What is expected — Of the lines in this material, how many contain "Pflegegrade"? Answer with a single number only.

[Dataset records]

:::::

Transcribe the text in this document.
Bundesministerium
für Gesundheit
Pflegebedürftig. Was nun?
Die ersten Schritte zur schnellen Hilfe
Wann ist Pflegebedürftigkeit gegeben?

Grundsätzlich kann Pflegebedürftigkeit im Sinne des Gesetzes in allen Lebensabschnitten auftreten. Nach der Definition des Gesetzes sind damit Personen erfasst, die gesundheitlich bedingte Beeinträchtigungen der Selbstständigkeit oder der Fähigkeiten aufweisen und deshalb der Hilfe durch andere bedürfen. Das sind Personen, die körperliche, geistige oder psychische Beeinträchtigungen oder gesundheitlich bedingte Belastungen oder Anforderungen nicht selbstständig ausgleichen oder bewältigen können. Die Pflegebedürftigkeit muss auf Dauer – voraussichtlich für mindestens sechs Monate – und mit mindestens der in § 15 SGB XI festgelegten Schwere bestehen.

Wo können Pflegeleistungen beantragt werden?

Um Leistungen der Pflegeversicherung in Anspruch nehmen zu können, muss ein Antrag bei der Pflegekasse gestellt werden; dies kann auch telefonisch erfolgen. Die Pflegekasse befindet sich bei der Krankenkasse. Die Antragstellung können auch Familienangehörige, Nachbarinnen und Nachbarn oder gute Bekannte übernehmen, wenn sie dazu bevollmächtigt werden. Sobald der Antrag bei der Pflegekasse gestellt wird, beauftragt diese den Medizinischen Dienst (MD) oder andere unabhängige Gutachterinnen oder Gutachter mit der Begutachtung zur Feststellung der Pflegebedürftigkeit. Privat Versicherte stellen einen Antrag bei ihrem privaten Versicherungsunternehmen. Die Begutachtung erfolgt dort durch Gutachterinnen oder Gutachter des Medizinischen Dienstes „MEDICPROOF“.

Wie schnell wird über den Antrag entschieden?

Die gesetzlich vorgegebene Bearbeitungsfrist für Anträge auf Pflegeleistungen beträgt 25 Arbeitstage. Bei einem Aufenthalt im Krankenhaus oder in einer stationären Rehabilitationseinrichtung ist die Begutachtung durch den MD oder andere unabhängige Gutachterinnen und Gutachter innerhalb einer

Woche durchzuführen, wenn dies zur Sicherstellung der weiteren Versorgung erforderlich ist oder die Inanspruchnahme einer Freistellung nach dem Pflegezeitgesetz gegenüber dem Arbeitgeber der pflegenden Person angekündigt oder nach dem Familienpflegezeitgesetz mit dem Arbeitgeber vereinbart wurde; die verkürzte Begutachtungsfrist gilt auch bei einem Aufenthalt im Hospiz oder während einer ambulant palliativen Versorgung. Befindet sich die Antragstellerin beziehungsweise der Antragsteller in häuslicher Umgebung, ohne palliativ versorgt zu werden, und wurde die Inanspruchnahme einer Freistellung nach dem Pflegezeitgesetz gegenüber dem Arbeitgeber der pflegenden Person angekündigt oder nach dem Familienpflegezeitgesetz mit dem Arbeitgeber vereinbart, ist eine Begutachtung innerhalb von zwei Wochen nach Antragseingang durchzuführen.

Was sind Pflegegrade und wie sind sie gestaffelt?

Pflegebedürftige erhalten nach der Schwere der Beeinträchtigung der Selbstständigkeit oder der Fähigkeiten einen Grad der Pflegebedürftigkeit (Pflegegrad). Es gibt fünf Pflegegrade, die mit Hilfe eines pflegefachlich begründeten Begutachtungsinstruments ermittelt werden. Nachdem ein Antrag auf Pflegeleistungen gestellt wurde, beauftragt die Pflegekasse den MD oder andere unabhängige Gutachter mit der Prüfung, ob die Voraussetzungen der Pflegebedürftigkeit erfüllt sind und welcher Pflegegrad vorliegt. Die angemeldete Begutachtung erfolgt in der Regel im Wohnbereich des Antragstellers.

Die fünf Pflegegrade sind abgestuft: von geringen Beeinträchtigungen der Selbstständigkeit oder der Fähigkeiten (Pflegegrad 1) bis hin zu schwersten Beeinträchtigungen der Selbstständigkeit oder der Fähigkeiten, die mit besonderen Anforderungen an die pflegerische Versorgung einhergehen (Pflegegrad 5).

:::::

Expected answer — 3